* **Problem description**: In your copy, reproduce the entries exactly as they are, minus the images.

______________________________

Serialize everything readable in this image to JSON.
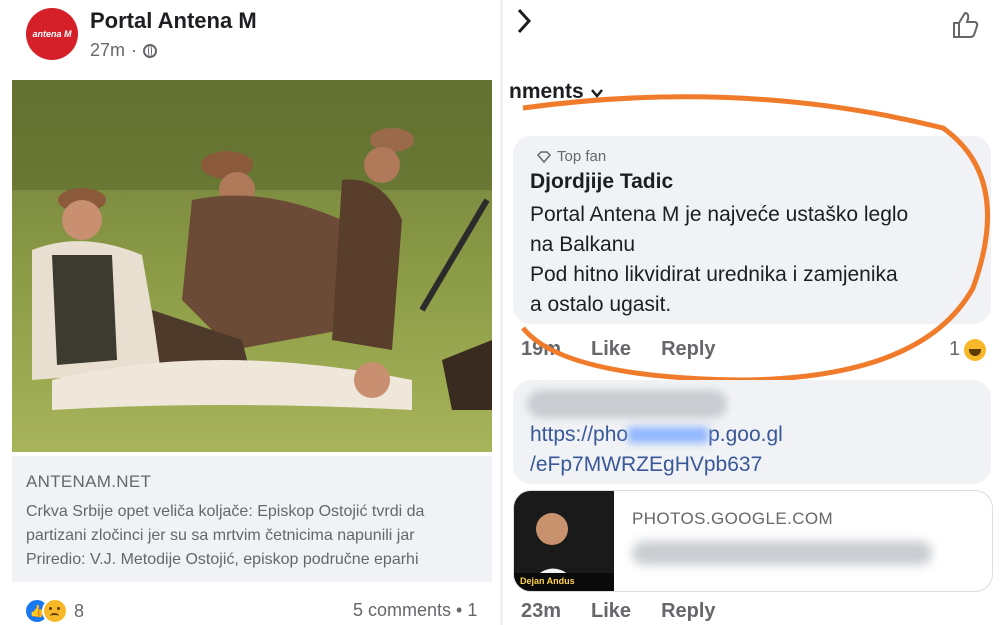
{
  "post": {
    "page_name": "Portal Antena M",
    "avatar_text": "antena M",
    "time": "27m",
    "link_domain": "ANTENAM.NET",
    "link_lines": [
      "Crkva Srbije opet veliča koljače: Episkop Ostojić tvrdi da",
      "partizani zločinci jer su sa mrtvim četnicima napunili jar",
      "Priredio: V.J. Metodije Ostojić, episkop područne eparhi"
    ],
    "reaction_count": "8",
    "comments_count": "5 comments • 1"
  },
  "comments": {
    "sort_label": "nments",
    "first": {
      "badge": "Top fan",
      "author": "Djordjije Tadic",
      "lines": [
        "Portal Antena M je najveće ustaško leglo",
        "na Balkanu",
        "Pod hitno likvidirat urednika i zamjenika",
        "a ostalo ugasit."
      ],
      "time": "19m",
      "like": "Like",
      "reply": "Reply",
      "reaction_count": "1"
    },
    "second": {
      "link_start": "https://pho",
      "link_end": "p.goo.gl",
      "link_line2": "/eFp7MWRZEgHVpb637",
      "preview_domain": "PHOTOS.GOOGLE.COM",
      "thumb_label": "Dejan Andus",
      "time": "23m",
      "like": "Like",
      "reply": "Reply"
    }
  },
  "colors": {
    "annotation_circle": "#f07b2a",
    "link_blue": "#385898",
    "avatar_red": "#d5202a"
  },
  "icons": [
    "globe-icon",
    "chevron-right-icon",
    "thumbs-up-icon",
    "chevron-down-icon",
    "diamond-icon",
    "like-reaction-icon",
    "sad-reaction-icon",
    "haha-reaction-icon"
  ]
}
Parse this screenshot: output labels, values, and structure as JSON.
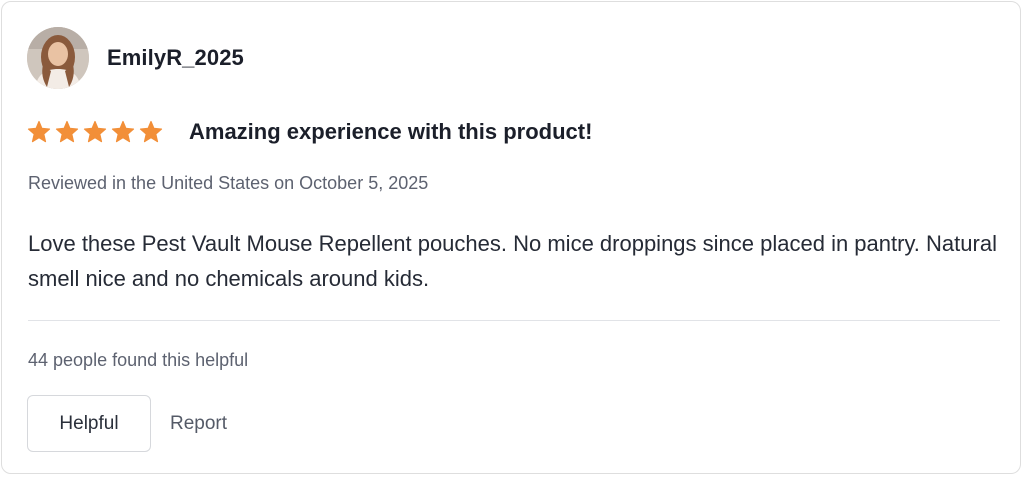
{
  "review": {
    "username": "EmilyR_2025",
    "avatar_icon": "user-avatar-photo",
    "rating": 5,
    "rating_max": 5,
    "star_color": "#f28f38",
    "title": "Amazing experience with this product!",
    "meta": "Reviewed in the United States on October 5, 2025",
    "body": "Love these Pest Vault Mouse Repellent pouches. No mice droppings since placed in pantry. Natural smell nice and no chemicals around kids.",
    "helpful_count_text": "44 people found this helpful",
    "helpful_button_label": "Helpful",
    "report_label": "Report"
  }
}
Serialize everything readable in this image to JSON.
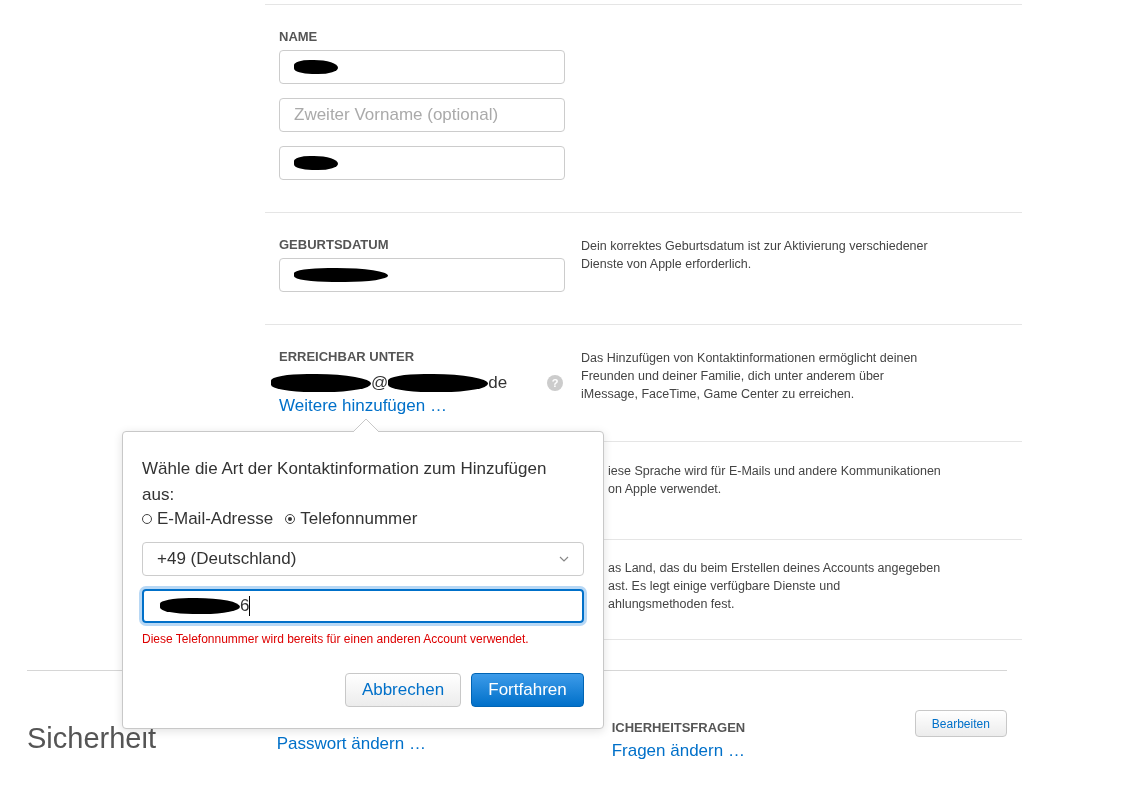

______________________________

* **Task response**:
Serialize everything readable in this image to JSON.
{
  "post": {
    "page_name": "Portal Antena M",
    "avatar_text": "antena M",
    "time": "27m",
    "link_domain": "ANTENAM.NET",
    "link_lines": [
      "Crkva Srbije opet veliča koljače: Episkop Ostojić tvrdi da",
      "partizani zločinci jer su sa mrtvim četnicima napunili jar",
      "Priredio: V.J. Metodije Ostojić, episkop područne eparhi"
    ],
    "reaction_count": "8",
    "comments_count": "5 comments • 1"
  },
  "comments": {
    "sort_label": "nments",
    "first": {
      "badge": "Top fan",
      "author": "Djordjije Tadic",
      "lines": [
        "Portal Antena M je najveće ustaško leglo",
        "na Balkanu",
        "Pod hitno likvidirat urednika i zamjenika",
        "a ostalo ugasit."
      ],
      "time": "19m",
      "like": "Like",
      "reply": "Reply",
      "reaction_count": "1"
    },
    "second": {
      "link_start": "https://pho",
      "link_end": "p.goo.gl",
      "link_line2": "/eFp7MWRZEgHVpb637",
      "preview_domain": "PHOTOS.GOOGLE.COM",
      "thumb_label": "Dejan Andus",
      "time": "23m",
      "like": "Like",
      "reply": "Reply"
    }
  },
  "colors": {
    "annotation_circle": "#f07b2a",
    "link_blue": "#385898",
    "avatar_red": "#d5202a"
  },
  "icons": [
    "globe-icon",
    "chevron-right-icon",
    "thumbs-up-icon",
    "chevron-down-icon",
    "diamond-icon",
    "like-reaction-icon",
    "sad-reaction-icon",
    "haha-reaction-icon"
  ]
}
Parse this screenshot: output labels, values, and structure as JSON.
{
  "review": {
    "username": "EmilyR_2025",
    "avatar_icon": "user-avatar-photo",
    "rating": 5,
    "rating_max": 5,
    "star_color": "#f28f38",
    "title": "Amazing experience with this product!",
    "meta": "Reviewed in the United States on October 5, 2025",
    "body": "Love these Pest Vault Mouse Repellent pouches. No mice droppings since placed in pantry. Natural smell nice and no chemicals around kids.",
    "helpful_count_text": "44 people found this helpful",
    "helpful_button_label": "Helpful",
    "report_label": "Report"
  }
}
Serialize everything readable in this image to JSON.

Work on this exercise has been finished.